━━━━━ Data to use ━━━━━

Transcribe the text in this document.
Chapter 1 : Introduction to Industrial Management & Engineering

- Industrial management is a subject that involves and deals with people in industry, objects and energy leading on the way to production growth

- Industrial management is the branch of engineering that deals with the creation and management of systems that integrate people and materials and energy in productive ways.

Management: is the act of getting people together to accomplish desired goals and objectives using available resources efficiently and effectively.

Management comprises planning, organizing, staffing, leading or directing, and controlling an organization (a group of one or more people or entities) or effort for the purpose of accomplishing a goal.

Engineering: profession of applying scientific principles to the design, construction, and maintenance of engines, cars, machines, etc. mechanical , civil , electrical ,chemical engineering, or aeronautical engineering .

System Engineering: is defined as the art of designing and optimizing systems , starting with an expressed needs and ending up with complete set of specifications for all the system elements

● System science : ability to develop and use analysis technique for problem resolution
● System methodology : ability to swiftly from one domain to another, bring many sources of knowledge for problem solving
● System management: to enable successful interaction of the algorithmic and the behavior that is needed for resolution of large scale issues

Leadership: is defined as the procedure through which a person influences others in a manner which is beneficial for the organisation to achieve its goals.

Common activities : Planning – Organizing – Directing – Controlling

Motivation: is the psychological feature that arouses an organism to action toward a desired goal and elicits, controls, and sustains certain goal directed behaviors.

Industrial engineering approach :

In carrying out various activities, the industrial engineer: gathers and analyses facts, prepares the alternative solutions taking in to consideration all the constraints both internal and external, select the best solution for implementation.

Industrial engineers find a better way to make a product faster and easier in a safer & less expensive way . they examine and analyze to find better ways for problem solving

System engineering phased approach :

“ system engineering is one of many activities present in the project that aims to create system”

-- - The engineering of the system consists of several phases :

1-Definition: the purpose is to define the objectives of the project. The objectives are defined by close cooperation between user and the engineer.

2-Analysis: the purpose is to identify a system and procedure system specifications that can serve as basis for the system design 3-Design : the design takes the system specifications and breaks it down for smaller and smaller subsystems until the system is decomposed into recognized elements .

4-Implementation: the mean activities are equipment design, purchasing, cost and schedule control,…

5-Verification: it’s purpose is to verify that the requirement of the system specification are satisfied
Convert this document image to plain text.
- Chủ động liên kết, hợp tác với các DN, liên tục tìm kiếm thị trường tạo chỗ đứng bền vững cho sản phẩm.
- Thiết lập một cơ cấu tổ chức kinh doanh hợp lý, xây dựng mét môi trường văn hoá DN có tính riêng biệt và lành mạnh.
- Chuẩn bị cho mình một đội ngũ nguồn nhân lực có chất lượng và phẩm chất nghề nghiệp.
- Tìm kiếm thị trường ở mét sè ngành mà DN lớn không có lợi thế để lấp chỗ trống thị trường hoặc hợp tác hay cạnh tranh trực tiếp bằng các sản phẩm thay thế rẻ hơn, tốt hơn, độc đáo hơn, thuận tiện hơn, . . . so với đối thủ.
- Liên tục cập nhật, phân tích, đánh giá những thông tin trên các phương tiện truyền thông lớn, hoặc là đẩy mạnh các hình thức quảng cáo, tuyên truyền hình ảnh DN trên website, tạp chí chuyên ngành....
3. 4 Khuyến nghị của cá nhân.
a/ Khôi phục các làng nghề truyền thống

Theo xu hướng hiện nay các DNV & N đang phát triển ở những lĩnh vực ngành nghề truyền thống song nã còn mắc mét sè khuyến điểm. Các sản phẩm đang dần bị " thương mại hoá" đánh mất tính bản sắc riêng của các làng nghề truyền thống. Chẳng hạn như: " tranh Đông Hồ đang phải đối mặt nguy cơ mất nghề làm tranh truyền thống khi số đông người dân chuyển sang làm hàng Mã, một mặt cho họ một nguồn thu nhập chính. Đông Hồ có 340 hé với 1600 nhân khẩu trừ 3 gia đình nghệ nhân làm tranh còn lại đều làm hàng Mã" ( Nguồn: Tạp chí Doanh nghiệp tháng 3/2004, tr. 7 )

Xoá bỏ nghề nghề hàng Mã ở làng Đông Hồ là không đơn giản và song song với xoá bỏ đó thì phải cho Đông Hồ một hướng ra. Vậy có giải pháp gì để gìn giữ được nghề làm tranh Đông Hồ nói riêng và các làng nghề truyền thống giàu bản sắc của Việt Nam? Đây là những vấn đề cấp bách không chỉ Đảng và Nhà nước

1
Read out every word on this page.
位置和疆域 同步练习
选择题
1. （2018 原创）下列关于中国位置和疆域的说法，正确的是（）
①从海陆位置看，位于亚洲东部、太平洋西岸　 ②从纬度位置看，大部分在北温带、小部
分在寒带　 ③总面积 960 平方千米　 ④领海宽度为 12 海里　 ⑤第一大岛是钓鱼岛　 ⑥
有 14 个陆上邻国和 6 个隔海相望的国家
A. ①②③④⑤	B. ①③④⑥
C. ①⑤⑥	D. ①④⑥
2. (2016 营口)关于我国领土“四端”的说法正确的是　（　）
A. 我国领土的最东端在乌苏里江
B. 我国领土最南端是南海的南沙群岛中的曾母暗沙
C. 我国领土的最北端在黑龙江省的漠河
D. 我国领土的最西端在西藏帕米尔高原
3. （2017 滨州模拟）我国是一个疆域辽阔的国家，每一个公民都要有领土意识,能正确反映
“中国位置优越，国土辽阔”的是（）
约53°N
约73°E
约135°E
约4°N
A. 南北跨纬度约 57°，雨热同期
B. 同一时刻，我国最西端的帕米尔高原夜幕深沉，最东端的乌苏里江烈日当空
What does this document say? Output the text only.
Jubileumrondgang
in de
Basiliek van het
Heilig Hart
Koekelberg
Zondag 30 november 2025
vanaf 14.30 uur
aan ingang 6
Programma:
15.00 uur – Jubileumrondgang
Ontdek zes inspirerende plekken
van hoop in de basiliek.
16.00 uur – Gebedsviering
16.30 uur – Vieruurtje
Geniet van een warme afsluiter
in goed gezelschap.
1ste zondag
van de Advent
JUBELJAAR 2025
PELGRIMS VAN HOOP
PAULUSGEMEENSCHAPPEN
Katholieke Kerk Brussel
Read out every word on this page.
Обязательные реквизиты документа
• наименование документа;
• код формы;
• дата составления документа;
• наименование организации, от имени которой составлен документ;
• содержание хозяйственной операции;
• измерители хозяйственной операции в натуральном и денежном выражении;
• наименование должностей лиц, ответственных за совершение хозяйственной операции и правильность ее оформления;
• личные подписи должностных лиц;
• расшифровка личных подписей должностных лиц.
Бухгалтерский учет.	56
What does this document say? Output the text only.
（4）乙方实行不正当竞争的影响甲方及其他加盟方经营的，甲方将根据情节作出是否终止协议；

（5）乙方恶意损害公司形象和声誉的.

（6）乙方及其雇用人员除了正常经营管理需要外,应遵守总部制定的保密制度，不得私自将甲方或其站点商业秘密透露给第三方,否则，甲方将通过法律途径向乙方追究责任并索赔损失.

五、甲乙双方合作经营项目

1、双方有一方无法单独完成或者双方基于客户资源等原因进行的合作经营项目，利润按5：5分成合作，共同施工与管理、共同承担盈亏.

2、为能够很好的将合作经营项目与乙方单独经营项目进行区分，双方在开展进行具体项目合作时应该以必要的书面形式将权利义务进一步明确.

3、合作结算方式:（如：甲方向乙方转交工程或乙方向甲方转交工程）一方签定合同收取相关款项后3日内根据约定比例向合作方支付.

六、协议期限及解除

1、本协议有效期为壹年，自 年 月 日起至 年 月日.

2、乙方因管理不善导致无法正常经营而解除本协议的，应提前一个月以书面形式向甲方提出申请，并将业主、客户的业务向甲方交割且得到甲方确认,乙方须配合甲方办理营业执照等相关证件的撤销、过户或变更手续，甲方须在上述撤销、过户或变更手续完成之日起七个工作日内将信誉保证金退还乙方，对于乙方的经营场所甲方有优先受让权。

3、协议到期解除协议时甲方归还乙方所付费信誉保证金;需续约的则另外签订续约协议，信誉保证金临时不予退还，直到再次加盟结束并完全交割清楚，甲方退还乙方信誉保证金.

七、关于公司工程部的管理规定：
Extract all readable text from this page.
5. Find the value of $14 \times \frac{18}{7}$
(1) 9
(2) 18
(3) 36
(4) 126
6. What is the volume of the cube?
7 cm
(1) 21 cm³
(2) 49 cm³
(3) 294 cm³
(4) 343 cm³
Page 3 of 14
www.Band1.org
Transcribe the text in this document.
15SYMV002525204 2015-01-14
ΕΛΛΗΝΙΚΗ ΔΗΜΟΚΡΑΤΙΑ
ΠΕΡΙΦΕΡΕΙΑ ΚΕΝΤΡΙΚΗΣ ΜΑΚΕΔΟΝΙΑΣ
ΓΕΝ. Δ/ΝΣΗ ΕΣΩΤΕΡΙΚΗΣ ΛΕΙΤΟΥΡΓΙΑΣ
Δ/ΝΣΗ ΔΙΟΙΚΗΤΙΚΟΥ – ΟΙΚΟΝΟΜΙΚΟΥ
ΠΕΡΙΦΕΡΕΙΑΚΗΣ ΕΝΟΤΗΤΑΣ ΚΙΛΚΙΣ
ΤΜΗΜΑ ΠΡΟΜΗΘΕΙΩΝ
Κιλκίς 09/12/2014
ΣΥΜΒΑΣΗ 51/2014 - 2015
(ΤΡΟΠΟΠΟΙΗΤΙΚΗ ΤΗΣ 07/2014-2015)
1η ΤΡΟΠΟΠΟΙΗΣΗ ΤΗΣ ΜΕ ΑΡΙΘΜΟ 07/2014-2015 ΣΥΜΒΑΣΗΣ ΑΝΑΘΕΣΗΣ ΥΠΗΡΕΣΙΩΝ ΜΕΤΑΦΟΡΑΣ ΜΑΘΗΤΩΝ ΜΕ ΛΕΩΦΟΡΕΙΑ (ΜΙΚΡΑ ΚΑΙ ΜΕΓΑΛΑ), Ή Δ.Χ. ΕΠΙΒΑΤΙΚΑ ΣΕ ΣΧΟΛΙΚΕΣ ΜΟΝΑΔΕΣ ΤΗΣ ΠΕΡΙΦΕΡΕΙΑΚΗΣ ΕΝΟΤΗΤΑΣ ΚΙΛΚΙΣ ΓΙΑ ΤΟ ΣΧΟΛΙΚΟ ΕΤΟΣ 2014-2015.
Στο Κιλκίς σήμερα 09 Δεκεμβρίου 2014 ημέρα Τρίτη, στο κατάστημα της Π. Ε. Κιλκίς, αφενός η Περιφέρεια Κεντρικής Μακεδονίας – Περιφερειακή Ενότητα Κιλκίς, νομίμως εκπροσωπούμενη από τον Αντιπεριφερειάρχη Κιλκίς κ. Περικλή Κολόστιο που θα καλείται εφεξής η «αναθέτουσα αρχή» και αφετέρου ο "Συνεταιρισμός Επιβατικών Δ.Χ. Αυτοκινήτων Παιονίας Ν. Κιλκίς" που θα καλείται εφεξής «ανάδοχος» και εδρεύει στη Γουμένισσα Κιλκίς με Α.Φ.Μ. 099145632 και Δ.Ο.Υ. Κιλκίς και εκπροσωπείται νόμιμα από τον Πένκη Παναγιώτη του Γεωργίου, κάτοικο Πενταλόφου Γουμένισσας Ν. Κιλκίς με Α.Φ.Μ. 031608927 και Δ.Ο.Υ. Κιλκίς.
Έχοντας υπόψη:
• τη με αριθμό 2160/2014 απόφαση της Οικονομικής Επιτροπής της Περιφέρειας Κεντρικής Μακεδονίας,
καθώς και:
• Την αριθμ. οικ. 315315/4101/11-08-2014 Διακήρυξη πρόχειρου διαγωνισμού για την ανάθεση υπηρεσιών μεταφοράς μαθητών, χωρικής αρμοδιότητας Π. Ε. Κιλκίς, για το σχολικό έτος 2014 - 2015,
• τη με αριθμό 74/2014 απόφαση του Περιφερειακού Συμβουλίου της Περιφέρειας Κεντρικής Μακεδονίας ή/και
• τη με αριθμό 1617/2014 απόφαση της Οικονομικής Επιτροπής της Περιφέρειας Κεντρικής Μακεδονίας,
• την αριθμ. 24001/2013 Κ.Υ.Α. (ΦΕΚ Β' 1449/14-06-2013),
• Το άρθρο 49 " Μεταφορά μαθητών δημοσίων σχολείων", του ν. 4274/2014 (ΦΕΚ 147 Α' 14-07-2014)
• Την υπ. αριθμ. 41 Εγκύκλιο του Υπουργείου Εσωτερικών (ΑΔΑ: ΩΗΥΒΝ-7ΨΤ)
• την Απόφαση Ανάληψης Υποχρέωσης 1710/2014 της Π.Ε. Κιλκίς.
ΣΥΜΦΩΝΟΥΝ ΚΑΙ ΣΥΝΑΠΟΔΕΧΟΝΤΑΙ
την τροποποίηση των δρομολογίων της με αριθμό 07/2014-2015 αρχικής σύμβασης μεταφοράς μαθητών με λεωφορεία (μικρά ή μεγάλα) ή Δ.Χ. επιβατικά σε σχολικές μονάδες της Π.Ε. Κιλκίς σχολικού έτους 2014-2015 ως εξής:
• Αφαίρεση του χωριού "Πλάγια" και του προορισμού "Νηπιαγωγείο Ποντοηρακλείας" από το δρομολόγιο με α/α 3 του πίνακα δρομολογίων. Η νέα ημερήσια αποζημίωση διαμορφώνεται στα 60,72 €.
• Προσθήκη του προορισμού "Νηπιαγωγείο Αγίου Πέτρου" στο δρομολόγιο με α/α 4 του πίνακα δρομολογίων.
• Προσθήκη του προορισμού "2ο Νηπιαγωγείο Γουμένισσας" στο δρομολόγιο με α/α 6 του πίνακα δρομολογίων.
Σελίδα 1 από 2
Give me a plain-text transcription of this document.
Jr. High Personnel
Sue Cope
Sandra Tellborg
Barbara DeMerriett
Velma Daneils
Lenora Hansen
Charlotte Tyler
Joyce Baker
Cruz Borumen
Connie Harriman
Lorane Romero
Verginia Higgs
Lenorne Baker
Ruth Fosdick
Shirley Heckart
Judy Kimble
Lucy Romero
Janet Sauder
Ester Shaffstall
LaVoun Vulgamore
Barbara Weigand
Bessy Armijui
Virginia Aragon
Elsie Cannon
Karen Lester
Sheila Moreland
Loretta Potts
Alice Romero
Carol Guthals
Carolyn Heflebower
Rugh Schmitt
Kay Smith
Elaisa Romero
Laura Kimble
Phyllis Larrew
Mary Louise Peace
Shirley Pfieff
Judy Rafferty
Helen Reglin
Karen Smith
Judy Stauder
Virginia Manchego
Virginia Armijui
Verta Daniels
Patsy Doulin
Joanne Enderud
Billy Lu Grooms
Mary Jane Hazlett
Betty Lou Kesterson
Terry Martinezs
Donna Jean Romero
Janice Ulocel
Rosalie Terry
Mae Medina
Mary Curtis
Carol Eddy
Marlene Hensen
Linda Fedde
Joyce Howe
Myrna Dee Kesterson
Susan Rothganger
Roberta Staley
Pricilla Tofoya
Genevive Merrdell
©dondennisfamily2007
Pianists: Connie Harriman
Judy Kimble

━━━━━

== Your goal ==
Collect the lines of the records that include the string "Κεντρικής".

== Response for this exercise ==
Στο Κιλκίς σήμερα 09 Δεκεμβρίου 2014 ημέρα Τρίτη, στο κατάστημα της Π. Ε. Κιλκίς, αφενός η Περιφέρεια Κεντρικής Μακεδονίας – Περιφερειακή Ενότητα Κιλκίς, νομίμως εκπροσωπούμενη από τον Αντιπεριφερειάρχη Κιλκίς κ. Περικλή Κολόστιο που θα καλείται εφεξής η «αναθέτουσα αρχή» και αφετέρου ο "Συνεταιρισμός Επιβατικών Δ.Χ. Αυτοκινήτων Παιονίας Ν. Κιλκίς" που θα καλείται εφεξής «ανάδοχος» και εδρεύει στη Γουμένισσα Κιλκίς με Α.Φ.Μ. 099145632 και Δ.Ο.Υ. Κιλκίς και εκπροσωπείται νόμιμα από τον Πένκη Παναγιώτη του Γεωργίου, κάτοικο Πενταλόφου Γουμένισσας Ν. Κιλκίς με Α.Φ.Μ. 031608927 και Δ.Ο.Υ. Κιλκίς.
• τη με αριθμό 2160/2014 απόφαση της Οικονομικής Επιτροπής της Περιφέρειας Κεντρικής Μακεδονίας,
• τη με αριθμό 74/2014 απόφαση του Περιφερειακού Συμβουλίου της Περιφέρειας Κεντρικής Μακεδονίας ή/και
• τη με αριθμό 1617/2014 απόφαση της Οικονομικής Επιτροπής της Περιφέρειας Κεντρικής Μακεδονίας,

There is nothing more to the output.